> _WHAT THE TASK ASKS_:
Could you rewrite the data from the line holding "Annotate this image: element" through the line holding "data-point: [135, 397, 143, 405]", inclusive, changing "plot-frame" to "chart-frame" and leaving everything else as it is? Leave the pictures out of your answer.

━━━━━ PROVIDED RECORDS ━━━━━

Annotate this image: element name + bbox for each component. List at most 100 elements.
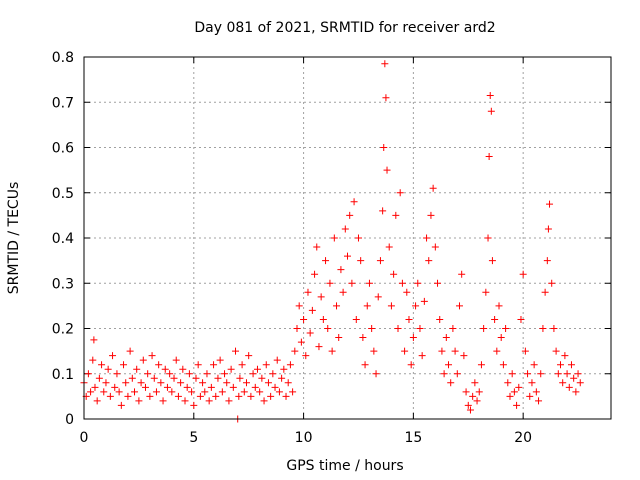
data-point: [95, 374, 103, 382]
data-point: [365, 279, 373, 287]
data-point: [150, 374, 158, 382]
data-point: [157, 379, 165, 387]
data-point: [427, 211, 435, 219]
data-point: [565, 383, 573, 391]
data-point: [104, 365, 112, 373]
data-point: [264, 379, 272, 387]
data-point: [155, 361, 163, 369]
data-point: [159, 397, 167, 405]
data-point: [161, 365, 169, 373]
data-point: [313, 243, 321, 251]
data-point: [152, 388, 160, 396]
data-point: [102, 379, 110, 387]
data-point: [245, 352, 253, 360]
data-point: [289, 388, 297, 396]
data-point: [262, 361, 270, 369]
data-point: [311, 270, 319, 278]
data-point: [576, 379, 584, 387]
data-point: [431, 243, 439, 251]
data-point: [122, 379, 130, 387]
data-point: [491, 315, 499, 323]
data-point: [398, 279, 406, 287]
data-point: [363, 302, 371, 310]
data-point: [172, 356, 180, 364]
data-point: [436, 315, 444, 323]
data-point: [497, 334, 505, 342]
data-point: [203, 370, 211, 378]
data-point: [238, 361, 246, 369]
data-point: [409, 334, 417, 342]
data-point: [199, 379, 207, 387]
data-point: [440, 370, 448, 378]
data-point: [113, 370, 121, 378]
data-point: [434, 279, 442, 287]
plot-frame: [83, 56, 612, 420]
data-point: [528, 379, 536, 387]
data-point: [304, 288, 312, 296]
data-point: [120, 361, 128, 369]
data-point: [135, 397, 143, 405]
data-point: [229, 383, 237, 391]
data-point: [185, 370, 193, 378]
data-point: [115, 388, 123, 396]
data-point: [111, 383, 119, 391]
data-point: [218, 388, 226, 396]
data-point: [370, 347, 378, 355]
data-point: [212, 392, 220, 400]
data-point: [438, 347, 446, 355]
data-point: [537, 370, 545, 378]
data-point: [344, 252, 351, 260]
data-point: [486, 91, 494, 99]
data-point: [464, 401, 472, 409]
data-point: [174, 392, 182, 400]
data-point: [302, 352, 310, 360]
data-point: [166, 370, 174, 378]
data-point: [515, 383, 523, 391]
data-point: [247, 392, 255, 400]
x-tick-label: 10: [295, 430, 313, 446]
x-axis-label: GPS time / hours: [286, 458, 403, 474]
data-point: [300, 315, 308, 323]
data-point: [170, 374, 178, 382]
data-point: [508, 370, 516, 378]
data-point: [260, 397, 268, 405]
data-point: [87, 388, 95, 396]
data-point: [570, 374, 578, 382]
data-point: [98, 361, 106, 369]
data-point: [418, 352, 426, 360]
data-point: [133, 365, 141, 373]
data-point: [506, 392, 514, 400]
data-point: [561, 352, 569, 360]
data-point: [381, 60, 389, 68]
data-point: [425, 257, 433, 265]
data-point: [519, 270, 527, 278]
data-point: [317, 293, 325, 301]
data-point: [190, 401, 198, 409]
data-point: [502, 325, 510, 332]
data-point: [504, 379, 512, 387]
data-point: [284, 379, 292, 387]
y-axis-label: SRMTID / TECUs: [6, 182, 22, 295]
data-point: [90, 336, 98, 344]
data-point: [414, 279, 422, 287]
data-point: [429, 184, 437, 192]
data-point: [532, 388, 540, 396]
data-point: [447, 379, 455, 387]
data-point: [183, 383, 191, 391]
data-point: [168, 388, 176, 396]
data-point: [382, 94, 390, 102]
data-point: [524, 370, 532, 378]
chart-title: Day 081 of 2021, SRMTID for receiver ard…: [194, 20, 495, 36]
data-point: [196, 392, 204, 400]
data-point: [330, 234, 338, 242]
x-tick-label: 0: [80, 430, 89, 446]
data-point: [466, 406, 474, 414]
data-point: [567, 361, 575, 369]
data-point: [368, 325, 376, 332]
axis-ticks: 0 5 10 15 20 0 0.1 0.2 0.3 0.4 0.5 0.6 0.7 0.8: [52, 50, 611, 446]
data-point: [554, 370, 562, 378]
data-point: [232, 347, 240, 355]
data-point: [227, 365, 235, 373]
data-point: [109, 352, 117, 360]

━━━━━
━━━━━ PROVIDED RECORDS ━━━━━

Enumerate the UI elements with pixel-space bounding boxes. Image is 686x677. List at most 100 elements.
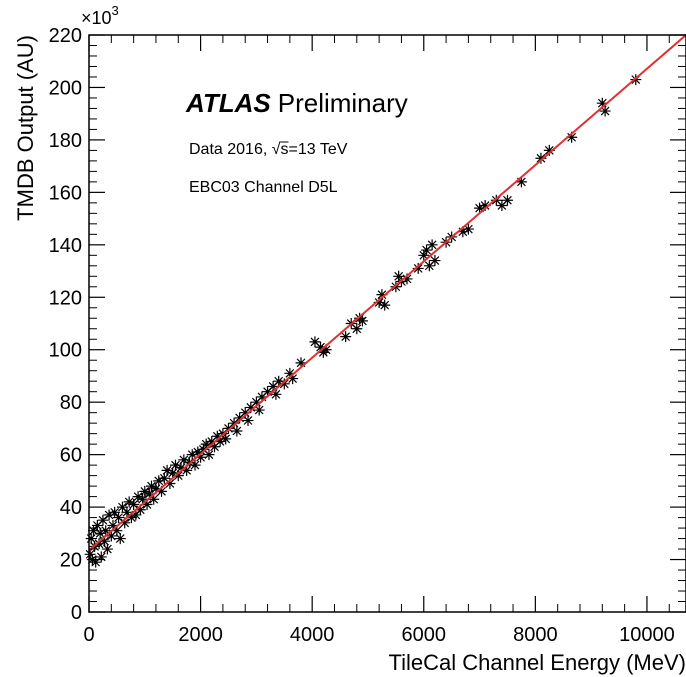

━━━━━

> _SOLUTION BELOW_:
Annotate this image: element name + bbox for each component. List at most 100 elements.
data-point: [95, 374, 103, 382]
data-point: [365, 279, 373, 287]
data-point: [150, 374, 158, 382]
data-point: [157, 379, 165, 387]
data-point: [427, 211, 435, 219]
data-point: [565, 383, 573, 391]
data-point: [104, 365, 112, 373]
data-point: [264, 379, 272, 387]
data-point: [155, 361, 163, 369]
data-point: [159, 397, 167, 405]
data-point: [161, 365, 169, 373]
data-point: [313, 243, 321, 251]
data-point: [152, 388, 160, 396]
data-point: [102, 379, 110, 387]
data-point: [245, 352, 253, 360]
data-point: [289, 388, 297, 396]
data-point: [262, 361, 270, 369]
data-point: [311, 270, 319, 278]
data-point: [576, 379, 584, 387]
data-point: [431, 243, 439, 251]
data-point: [122, 379, 130, 387]
data-point: [491, 315, 499, 323]
data-point: [398, 279, 406, 287]
data-point: [363, 302, 371, 310]
data-point: [172, 356, 180, 364]
data-point: [436, 315, 444, 323]
data-point: [497, 334, 505, 342]
data-point: [203, 370, 211, 378]
data-point: [238, 361, 246, 369]
data-point: [409, 334, 417, 342]
data-point: [199, 379, 207, 387]
data-point: [440, 370, 448, 378]
data-point: [113, 370, 121, 378]
data-point: [434, 279, 442, 287]
chart-frame: [83, 56, 612, 420]
data-point: [528, 379, 536, 387]
data-point: [304, 288, 312, 296]
data-point: [120, 361, 128, 369]
data-point: [135, 397, 143, 405]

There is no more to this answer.